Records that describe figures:
-----

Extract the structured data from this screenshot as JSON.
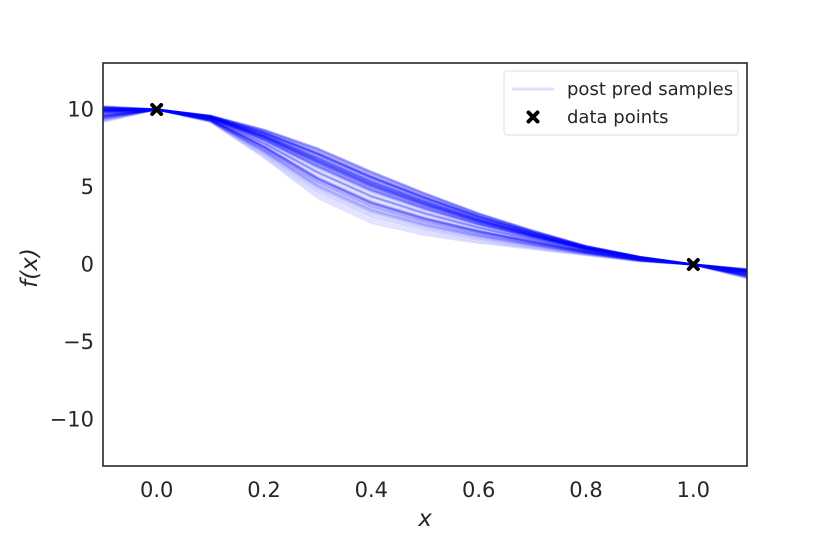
{
  "chart_data": {
    "type": "line",
    "xlabel": "x",
    "ylabel": "f(x)",
    "xlim": [
      -0.1,
      1.1
    ],
    "ylim": [
      -13,
      13
    ],
    "x_ticks": [
      "0.0",
      "0.2",
      "0.4",
      "0.6",
      "0.8",
      "1.0"
    ],
    "y_ticks": [
      "10",
      "5",
      "0",
      "−5",
      "−10"
    ],
    "grid": false,
    "legend_position": "top-right",
    "line_color": "#0000ff",
    "marker_color": "#000000",
    "series": [
      {
        "name": "post pred samples",
        "kind": "line",
        "sample_count": 80,
        "envelope_x": [
          -0.1,
          0.0,
          0.1,
          0.2,
          0.3,
          0.4,
          0.5,
          0.6,
          0.7,
          0.8,
          0.9,
          1.0,
          1.1
        ],
        "envelope_upper": [
          10.2,
          10.0,
          9.6,
          8.7,
          7.5,
          6.0,
          4.6,
          3.3,
          2.2,
          1.2,
          0.5,
          0.0,
          -0.3
        ],
        "envelope_lower": [
          9.2,
          10.0,
          9.2,
          6.9,
          4.3,
          2.7,
          1.9,
          1.4,
          1.0,
          0.6,
          0.2,
          0.0,
          -0.9
        ]
      },
      {
        "name": "data points",
        "kind": "scatter",
        "x": [
          0.0,
          1.0
        ],
        "y": [
          10.0,
          0.0
        ]
      }
    ]
  }
}
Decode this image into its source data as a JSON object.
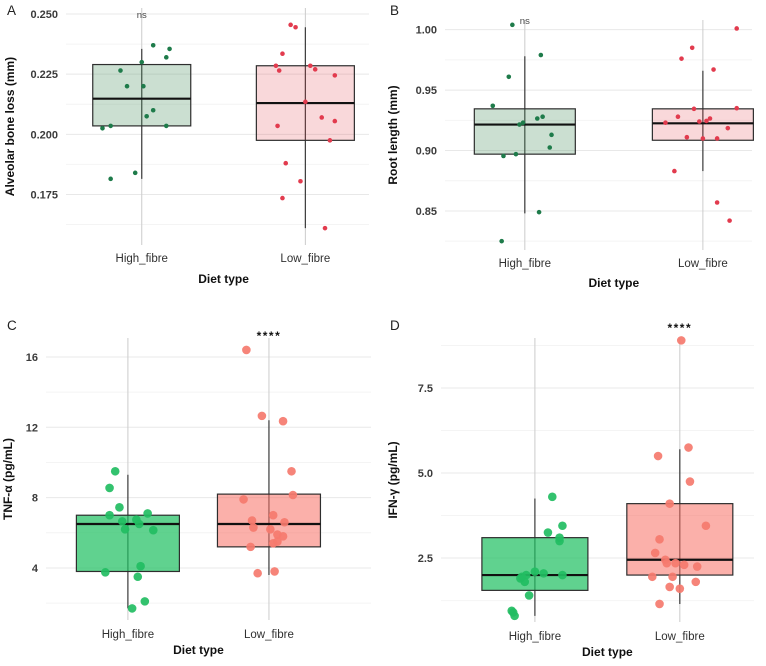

-----

Would you set down the listing exactly, omitting pictures?

▸ TASK RESPONSE:
Extract the structured data from this screenshot as JSON.
{
  "chart_data": {
    "type": "line",
    "xlabel": "x",
    "ylabel": "f(x)",
    "xlim": [
      -0.1,
      1.1
    ],
    "ylim": [
      -13,
      13
    ],
    "x_ticks": [
      "0.0",
      "0.2",
      "0.4",
      "0.6",
      "0.8",
      "1.0"
    ],
    "y_ticks": [
      "10",
      "5",
      "0",
      "−5",
      "−10"
    ],
    "grid": false,
    "legend_position": "top-right",
    "line_color": "#0000ff",
    "marker_color": "#000000",
    "series": [
      {
        "name": "post pred samples",
        "kind": "line",
        "sample_count": 80,
        "envelope_x": [
          -0.1,
          0.0,
          0.1,
          0.2,
          0.3,
          0.4,
          0.5,
          0.6,
          0.7,
          0.8,
          0.9,
          1.0,
          1.1
        ],
        "envelope_upper": [
          10.2,
          10.0,
          9.6,
          8.7,
          7.5,
          6.0,
          4.6,
          3.3,
          2.2,
          1.2,
          0.5,
          0.0,
          -0.3
        ],
        "envelope_lower": [
          9.2,
          10.0,
          9.2,
          6.9,
          4.3,
          2.7,
          1.9,
          1.4,
          1.0,
          0.6,
          0.2,
          0.0,
          -0.9
        ]
      },
      {
        "name": "data points",
        "kind": "scatter",
        "x": [
          0.0,
          1.0
        ],
        "y": [
          10.0,
          0.0
        ]
      }
    ]
  }
}
Decode this image into its source data as a JSON object.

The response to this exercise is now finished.